**What is needed:** Read through the records below and copy each line that uses the word "baseline".

**Material provided:**
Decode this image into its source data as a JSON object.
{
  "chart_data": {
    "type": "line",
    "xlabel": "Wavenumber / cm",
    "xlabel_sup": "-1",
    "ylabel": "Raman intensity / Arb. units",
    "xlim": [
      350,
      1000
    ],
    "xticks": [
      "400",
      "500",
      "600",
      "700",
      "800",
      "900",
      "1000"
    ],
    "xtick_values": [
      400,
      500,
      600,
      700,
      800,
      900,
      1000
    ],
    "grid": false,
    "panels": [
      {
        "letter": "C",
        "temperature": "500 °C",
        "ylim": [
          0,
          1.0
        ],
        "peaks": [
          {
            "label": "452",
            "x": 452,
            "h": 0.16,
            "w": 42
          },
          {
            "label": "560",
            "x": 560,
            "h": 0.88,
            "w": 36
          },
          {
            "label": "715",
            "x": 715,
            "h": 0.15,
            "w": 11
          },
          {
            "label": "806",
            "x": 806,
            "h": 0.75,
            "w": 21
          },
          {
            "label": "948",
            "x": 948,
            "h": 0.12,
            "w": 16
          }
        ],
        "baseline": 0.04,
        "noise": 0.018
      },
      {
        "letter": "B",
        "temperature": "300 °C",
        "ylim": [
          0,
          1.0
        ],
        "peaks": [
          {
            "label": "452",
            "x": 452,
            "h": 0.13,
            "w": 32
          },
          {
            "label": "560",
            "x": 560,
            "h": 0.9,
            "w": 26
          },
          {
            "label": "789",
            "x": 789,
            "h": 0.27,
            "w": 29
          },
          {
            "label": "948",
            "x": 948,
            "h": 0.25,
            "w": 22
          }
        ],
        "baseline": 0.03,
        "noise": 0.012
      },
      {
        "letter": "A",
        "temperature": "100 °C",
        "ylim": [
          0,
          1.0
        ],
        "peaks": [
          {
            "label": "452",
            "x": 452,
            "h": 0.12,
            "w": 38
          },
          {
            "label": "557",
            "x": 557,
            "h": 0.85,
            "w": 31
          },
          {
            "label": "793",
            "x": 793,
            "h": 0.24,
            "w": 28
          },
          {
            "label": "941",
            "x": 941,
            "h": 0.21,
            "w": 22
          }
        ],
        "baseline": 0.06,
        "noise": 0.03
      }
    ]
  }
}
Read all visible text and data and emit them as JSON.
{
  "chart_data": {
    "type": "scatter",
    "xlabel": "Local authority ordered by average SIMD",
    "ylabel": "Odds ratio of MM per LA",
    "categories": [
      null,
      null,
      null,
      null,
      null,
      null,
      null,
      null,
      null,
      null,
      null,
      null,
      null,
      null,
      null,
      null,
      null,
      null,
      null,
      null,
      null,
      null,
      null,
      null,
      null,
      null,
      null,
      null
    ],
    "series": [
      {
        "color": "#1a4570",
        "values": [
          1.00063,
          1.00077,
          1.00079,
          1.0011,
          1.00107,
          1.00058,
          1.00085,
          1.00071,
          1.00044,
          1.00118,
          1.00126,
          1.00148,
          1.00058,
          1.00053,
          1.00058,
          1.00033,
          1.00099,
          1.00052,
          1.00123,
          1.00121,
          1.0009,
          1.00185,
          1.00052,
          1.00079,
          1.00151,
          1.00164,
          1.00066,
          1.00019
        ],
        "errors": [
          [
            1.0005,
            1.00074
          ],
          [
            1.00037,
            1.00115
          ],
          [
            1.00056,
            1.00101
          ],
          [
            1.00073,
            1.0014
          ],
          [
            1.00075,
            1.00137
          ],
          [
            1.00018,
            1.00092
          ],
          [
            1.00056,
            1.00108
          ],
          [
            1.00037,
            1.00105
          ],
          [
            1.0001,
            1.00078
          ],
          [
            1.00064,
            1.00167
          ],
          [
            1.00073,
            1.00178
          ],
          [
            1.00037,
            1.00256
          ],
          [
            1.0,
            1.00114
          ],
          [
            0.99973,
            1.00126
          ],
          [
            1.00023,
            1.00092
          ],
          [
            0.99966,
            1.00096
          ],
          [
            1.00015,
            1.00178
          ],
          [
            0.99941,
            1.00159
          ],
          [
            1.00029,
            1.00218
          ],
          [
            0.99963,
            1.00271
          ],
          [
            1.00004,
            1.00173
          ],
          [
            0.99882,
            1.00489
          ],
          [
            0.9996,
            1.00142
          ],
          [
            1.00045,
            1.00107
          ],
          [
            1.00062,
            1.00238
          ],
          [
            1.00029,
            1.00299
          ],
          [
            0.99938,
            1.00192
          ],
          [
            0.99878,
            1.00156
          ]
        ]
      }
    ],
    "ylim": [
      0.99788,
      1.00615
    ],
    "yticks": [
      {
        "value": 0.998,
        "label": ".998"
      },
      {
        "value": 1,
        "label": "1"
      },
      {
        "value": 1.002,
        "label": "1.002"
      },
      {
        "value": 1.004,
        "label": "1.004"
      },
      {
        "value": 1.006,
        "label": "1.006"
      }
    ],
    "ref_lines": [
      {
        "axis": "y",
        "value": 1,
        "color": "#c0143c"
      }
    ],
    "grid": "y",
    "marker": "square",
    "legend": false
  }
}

**Output of the task:**
        "baseline": 0.04,
        "baseline": 0.03,
        "baseline": 0.06,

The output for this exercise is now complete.